WHAT TO PRODUCE → Write out the entries below once more, exactly.

RECORDS FOR THIS EXERCISE →
* START *
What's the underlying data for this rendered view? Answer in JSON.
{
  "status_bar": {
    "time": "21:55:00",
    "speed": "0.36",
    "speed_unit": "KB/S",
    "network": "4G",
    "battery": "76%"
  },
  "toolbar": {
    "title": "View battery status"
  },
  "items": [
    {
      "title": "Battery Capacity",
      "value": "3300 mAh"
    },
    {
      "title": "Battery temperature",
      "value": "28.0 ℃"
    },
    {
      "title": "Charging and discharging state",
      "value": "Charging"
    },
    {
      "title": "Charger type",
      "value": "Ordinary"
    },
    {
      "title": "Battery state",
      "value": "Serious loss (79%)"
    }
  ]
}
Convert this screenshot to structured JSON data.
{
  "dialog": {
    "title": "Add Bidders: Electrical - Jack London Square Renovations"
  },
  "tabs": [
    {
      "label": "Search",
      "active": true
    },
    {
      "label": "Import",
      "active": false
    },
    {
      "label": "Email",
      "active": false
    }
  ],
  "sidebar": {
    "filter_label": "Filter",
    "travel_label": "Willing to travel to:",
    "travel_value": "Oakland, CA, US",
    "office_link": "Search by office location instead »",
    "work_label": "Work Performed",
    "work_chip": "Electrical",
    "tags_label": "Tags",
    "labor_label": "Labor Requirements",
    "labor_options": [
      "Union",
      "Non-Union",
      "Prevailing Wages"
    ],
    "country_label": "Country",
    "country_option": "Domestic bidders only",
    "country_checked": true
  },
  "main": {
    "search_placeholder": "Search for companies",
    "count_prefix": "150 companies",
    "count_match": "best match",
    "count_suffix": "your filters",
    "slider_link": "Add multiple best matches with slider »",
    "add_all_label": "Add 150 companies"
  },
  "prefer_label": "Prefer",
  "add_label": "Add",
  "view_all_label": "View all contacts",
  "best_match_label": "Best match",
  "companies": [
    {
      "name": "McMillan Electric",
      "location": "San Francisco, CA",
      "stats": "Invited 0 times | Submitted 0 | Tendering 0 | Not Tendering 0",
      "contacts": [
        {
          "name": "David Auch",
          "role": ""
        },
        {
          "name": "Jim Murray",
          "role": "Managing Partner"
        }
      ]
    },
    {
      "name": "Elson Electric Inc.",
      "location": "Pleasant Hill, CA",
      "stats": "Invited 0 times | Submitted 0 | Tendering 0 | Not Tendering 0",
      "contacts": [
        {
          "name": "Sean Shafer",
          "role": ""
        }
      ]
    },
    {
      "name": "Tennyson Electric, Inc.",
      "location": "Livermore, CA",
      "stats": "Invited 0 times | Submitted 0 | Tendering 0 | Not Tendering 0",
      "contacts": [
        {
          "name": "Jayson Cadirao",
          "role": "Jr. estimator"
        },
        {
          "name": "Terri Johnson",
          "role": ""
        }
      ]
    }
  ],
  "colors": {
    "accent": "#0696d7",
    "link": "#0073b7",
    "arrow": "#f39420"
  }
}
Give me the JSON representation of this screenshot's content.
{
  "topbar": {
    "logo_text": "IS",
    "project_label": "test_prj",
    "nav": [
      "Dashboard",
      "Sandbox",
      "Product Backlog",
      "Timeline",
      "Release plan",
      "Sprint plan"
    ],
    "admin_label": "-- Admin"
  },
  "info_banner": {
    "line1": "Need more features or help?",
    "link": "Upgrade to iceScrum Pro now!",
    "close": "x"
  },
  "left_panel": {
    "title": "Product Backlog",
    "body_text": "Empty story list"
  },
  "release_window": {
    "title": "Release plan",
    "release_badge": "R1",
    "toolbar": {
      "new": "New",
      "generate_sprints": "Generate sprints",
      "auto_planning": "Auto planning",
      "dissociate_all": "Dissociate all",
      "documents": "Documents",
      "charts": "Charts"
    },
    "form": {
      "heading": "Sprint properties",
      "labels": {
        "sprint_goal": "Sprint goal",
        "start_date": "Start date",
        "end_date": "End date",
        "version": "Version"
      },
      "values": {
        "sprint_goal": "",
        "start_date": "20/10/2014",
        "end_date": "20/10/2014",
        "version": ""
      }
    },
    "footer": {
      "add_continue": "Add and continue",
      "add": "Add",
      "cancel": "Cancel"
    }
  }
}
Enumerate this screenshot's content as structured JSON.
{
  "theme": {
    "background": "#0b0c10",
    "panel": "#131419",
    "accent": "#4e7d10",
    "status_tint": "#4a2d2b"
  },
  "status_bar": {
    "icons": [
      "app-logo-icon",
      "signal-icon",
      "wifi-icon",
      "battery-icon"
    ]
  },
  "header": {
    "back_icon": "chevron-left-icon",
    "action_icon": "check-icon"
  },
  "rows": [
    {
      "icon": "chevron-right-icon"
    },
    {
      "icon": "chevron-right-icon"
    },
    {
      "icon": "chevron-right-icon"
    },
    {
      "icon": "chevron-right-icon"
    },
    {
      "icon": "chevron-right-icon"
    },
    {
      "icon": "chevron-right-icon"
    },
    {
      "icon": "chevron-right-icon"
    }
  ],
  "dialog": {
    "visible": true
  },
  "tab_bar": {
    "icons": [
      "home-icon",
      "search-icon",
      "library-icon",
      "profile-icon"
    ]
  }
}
* END *
EXPECTED ANSWER →
What's the underlying data for this rendered view? Answer in JSON.
{
  "status_bar": {
    "time": "21:55:00",
    "speed": "0.36",
    "speed_unit": "KB/S",
    "network": "4G",
    "battery": "76%"
  },
  "toolbar": {
    "title": "View battery status"
  },
  "items": [
    {
      "title": "Battery Capacity",
      "value": "3300 mAh"
    },
    {
      "title": "Battery temperature",
      "value": "28.0 ℃"
    },
    {
      "title": "Charging and discharging state",
      "value": "Charging"
    },
    {
      "title": "Charger type",
      "value": "Ordinary"
    },
    {
      "title": "Battery state",
      "value": "Serious loss (79%)"
    }
  ]
}
Convert this screenshot to structured JSON data.
{
  "dialog": {
    "title": "Add Bidders: Electrical - Jack London Square Renovations"
  },
  "tabs": [
    {
      "label": "Search",
      "active": true
    },
    {
      "label": "Import",
      "active": false
    },
    {
      "label": "Email",
      "active": false
    }
  ],
  "sidebar": {
    "filter_label": "Filter",
    "travel_label": "Willing to travel to:",
    "travel_value": "Oakland, CA, US",
    "office_link": "Search by office location instead »",
    "work_label": "Work Performed",
    "work_chip": "Electrical",
    "tags_label": "Tags",
    "labor_label": "Labor Requirements",
    "labor_options": [
      "Union",
      "Non-Union",
      "Prevailing Wages"
    ],
    "country_label": "Country",
    "country_option": "Domestic bidders only",
    "country_checked": true
  },
  "main": {
    "search_placeholder": "Search for companies",
    "count_prefix": "150 companies",
    "count_match": "best match",
    "count_suffix": "your filters",
    "slider_link": "Add multiple best matches with slider »",
    "add_all_label": "Add 150 companies"
  },
  "prefer_label": "Prefer",
  "add_label": "Add",
  "view_all_label": "View all contacts",
  "best_match_label": "Best match",
  "companies": [
    {
      "name": "McMillan Electric",
      "location": "San Francisco, CA",
      "stats": "Invited 0 times | Submitted 0 | Tendering 0 | Not Tendering 0",
      "contacts": [
        {
          "name": "David Auch",
          "role": ""
        },
        {
          "name": "Jim Murray",
          "role": "Managing Partner"
        }
      ]
    },
    {
      "name": "Elson Electric Inc.",
      "location": "Pleasant Hill, CA",
      "stats": "Invited 0 times | Submitted 0 | Tendering 0 | Not Tendering 0",
      "contacts": [
        {
          "name": "Sean Shafer",
          "role": ""
        }
      ]
    },
    {
      "name": "Tennyson Electric, Inc.",
      "location": "Livermore, CA",
      "stats": "Invited 0 times | Submitted 0 | Tendering 0 | Not Tendering 0",
      "contacts": [
        {
          "name": "Jayson Cadirao",
          "role": "Jr. estimator"
        },
        {
          "name": "Terri Johnson",
          "role": ""
        }
      ]
    }
  ],
  "colors": {
    "accent": "#0696d7",
    "link": "#0073b7",
    "arrow": "#f39420"
  }
}
Give me the JSON representation of this screenshot's content.
{
  "topbar": {
    "logo_text": "IS",
    "project_label": "test_prj",
    "nav": [
      "Dashboard",
      "Sandbox",
      "Product Backlog",
      "Timeline",
      "Release plan",
      "Sprint plan"
    ],
    "admin_label": "-- Admin"
  },
  "info_banner": {
    "line1": "Need more features or help?",
    "link": "Upgrade to iceScrum Pro now!",
    "close": "x"
  },
  "left_panel": {
    "title": "Product Backlog",
    "body_text": "Empty story list"
  },
  "release_window": {
    "title": "Release plan",
    "release_badge": "R1",
    "toolbar": {
      "new": "New",
      "generate_sprints": "Generate sprints",
      "auto_planning": "Auto planning",
      "dissociate_all": "Dissociate all",
      "documents": "Documents",
      "charts": "Charts"
    },
    "form": {
      "heading": "Sprint properties",
      "labels": {
        "sprint_goal": "Sprint goal",
        "start_date": "Start date",
        "end_date": "End date",
        "version": "Version"
      },
      "values": {
        "sprint_goal": "",
        "start_date": "20/10/2014",
        "end_date": "20/10/2014",
        "version": ""
      }
    },
    "footer": {
      "add_continue": "Add and continue",
      "add": "Add",
      "cancel": "Cancel"
    }
  }
}
Enumerate this screenshot's content as structured JSON.
{
  "theme": {
    "background": "#0b0c10",
    "panel": "#131419",
    "accent": "#4e7d10",
    "status_tint": "#4a2d2b"
  },
  "status_bar": {
    "icons": [
      "app-logo-icon",
      "signal-icon",
      "wifi-icon",
      "battery-icon"
    ]
  },
  "header": {
    "back_icon": "chevron-left-icon",
    "action_icon": "check-icon"
  },
  "rows": [
    {
      "icon": "chevron-right-icon"
    },
    {
      "icon": "chevron-right-icon"
    },
    {
      "icon": "chevron-right-icon"
    },
    {
      "icon": "chevron-right-icon"
    },
    {
      "icon": "chevron-right-icon"
    },
    {
      "icon": "chevron-right-icon"
    },
    {
      "icon": "chevron-right-icon"
    }
  ],
  "dialog": {
    "visible": true
  },
  "tab_bar": {
    "icons": [
      "home-icon",
      "search-icon",
      "library-icon",
      "profile-icon"
    ]
  }
}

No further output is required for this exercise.